#### Input material ####

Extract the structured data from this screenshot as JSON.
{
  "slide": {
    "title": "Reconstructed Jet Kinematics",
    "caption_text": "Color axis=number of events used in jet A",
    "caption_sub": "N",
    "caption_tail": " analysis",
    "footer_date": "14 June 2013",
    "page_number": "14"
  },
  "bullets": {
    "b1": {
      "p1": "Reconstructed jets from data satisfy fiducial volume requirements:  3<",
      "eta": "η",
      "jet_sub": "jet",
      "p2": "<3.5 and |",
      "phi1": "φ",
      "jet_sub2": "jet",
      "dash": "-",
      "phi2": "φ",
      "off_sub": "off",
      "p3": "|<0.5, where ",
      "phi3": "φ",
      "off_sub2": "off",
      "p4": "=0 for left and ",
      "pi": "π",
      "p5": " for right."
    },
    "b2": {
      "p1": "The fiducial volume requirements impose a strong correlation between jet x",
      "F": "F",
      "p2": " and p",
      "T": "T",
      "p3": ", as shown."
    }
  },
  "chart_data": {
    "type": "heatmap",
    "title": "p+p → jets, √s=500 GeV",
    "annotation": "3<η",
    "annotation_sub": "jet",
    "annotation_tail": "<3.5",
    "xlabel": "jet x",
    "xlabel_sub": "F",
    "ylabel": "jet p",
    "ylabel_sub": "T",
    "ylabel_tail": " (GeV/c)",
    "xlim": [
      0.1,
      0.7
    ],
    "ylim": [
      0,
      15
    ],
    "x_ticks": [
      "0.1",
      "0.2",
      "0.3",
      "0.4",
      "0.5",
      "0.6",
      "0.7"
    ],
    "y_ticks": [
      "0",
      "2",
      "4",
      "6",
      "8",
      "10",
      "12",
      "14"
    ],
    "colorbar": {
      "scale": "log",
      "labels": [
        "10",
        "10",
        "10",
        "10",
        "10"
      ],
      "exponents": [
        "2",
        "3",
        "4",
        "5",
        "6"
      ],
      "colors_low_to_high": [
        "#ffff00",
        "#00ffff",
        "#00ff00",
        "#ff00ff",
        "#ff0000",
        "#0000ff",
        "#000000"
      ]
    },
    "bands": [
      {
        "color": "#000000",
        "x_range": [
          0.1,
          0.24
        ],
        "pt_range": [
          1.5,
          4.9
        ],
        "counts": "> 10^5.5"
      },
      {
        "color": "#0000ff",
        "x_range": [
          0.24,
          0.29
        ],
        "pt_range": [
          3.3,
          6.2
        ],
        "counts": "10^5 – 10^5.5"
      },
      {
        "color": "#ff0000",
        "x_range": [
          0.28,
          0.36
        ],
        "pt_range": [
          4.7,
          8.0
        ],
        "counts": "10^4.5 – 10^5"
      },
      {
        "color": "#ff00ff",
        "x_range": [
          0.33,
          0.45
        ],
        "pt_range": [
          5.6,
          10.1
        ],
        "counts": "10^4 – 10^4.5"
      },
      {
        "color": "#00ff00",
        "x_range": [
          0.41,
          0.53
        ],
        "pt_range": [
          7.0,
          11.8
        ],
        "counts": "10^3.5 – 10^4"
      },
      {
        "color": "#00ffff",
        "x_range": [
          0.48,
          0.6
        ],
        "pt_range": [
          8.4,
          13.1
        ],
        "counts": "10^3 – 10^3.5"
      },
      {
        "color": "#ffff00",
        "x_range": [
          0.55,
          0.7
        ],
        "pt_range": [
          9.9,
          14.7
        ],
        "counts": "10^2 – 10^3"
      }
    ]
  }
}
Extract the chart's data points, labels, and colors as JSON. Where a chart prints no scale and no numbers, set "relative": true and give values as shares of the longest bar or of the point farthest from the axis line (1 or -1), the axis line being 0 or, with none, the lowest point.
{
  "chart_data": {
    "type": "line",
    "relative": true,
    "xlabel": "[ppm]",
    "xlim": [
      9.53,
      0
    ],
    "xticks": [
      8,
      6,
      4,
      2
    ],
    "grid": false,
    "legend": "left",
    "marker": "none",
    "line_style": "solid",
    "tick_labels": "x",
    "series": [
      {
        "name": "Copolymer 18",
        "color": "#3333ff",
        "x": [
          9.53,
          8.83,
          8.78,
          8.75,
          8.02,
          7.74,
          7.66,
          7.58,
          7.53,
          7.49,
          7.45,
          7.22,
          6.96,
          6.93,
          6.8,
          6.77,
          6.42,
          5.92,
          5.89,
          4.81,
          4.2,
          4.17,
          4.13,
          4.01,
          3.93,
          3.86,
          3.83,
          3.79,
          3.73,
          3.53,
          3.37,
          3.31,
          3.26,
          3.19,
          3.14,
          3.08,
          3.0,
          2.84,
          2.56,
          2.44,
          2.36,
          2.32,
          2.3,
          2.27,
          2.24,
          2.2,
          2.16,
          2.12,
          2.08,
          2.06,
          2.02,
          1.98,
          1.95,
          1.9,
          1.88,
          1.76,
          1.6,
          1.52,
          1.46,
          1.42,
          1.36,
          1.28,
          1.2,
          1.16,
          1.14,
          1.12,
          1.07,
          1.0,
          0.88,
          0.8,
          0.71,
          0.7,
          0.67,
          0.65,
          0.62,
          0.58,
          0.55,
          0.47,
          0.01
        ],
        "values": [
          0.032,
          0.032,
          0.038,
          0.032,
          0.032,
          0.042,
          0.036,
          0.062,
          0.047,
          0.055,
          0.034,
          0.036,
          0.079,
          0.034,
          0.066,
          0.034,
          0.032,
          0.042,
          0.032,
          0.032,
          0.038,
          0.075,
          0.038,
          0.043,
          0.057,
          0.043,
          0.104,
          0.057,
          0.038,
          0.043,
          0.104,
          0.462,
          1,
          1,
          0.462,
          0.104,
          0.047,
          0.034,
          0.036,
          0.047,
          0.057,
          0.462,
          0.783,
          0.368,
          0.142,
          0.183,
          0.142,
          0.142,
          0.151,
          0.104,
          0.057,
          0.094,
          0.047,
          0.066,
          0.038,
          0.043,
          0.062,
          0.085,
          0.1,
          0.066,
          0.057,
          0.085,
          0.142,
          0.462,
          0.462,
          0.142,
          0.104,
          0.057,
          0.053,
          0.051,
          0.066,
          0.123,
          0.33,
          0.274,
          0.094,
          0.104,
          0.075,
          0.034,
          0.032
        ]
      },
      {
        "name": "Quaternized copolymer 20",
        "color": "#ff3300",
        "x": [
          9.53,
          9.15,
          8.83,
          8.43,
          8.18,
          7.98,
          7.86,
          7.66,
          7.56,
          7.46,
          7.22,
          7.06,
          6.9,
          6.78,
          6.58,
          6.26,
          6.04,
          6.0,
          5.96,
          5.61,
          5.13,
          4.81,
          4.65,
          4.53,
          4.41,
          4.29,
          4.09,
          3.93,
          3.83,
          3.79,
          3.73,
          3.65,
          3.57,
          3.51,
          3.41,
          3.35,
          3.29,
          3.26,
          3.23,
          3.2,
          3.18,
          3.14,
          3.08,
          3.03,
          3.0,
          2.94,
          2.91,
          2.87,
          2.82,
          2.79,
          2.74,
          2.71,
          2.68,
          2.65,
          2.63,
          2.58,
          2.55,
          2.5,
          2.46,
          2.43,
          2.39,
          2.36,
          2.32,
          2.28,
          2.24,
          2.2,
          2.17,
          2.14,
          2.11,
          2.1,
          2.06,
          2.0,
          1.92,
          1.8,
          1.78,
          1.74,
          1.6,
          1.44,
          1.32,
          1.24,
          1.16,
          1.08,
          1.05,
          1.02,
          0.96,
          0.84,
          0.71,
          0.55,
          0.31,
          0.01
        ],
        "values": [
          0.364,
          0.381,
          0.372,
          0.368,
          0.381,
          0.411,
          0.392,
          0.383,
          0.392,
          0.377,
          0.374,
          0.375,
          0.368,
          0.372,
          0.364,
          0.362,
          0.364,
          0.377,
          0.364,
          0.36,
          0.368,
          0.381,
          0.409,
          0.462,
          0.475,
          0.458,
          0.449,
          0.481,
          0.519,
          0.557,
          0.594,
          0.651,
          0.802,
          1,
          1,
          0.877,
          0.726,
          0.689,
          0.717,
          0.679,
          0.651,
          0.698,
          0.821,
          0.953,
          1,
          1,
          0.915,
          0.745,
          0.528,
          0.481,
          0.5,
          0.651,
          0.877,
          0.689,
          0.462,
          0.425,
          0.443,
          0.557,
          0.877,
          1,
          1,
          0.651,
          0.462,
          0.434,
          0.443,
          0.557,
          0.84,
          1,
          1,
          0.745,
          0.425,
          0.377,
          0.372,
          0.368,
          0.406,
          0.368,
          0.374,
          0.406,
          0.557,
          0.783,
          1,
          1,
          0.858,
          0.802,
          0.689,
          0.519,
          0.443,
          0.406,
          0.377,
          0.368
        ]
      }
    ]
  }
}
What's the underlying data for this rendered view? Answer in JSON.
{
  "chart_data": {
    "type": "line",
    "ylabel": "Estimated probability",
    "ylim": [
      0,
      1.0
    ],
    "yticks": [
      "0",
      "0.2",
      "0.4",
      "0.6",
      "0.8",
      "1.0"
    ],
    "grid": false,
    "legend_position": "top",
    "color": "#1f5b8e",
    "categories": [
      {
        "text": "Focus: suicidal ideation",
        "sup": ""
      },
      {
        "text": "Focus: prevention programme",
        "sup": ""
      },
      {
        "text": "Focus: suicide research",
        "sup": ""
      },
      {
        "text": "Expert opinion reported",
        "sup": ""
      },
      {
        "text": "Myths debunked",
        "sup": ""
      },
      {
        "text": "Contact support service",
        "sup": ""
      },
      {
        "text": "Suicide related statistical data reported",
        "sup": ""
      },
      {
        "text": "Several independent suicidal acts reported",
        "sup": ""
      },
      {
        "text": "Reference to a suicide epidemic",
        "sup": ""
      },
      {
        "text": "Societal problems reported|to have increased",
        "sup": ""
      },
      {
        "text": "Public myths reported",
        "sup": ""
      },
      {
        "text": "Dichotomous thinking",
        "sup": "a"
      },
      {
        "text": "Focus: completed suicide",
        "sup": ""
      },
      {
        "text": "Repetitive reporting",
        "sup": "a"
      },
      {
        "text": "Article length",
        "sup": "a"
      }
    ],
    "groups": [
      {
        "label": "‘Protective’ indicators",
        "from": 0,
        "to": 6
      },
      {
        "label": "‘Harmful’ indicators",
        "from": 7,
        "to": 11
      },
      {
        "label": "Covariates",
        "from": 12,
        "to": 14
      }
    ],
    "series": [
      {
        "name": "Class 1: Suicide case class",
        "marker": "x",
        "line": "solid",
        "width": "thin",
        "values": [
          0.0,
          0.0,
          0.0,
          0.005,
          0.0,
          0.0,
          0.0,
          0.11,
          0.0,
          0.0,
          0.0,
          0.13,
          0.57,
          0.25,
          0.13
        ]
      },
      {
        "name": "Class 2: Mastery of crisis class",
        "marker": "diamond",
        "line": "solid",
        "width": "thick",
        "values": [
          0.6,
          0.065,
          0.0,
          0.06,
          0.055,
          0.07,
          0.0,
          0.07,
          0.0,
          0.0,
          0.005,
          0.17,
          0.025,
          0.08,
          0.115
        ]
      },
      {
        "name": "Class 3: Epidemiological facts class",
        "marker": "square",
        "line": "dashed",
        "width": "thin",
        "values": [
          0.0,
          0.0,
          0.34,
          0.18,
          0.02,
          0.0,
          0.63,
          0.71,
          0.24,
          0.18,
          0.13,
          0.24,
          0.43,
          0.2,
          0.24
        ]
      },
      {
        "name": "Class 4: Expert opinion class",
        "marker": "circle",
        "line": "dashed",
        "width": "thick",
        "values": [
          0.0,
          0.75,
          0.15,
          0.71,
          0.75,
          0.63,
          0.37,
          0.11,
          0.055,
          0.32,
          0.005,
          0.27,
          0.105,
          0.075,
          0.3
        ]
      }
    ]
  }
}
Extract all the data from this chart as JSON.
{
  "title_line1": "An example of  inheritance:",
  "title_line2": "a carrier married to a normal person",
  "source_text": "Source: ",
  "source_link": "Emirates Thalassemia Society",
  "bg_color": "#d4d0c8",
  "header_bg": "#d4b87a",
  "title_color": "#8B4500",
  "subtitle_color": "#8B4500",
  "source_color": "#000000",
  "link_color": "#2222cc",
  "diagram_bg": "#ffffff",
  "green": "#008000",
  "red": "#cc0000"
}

####

Exercise brief.
Only the lines from the one containing "Extract all the data from this chart as JSON." to the end of the listing belong in the output, each reproduced exactly.

Exercise answer.
Extract all the data from this chart as JSON.
{
  "title_line1": "An example of  inheritance:",
  "title_line2": "a carrier married to a normal person",
  "source_text": "Source: ",
  "source_link": "Emirates Thalassemia Society",
  "bg_color": "#d4d0c8",
  "header_bg": "#d4b87a",
  "title_color": "#8B4500",
  "subtitle_color": "#8B4500",
  "source_color": "#000000",
  "link_color": "#2222cc",
  "diagram_bg": "#ffffff",
  "green": "#008000",
  "red": "#cc0000"
}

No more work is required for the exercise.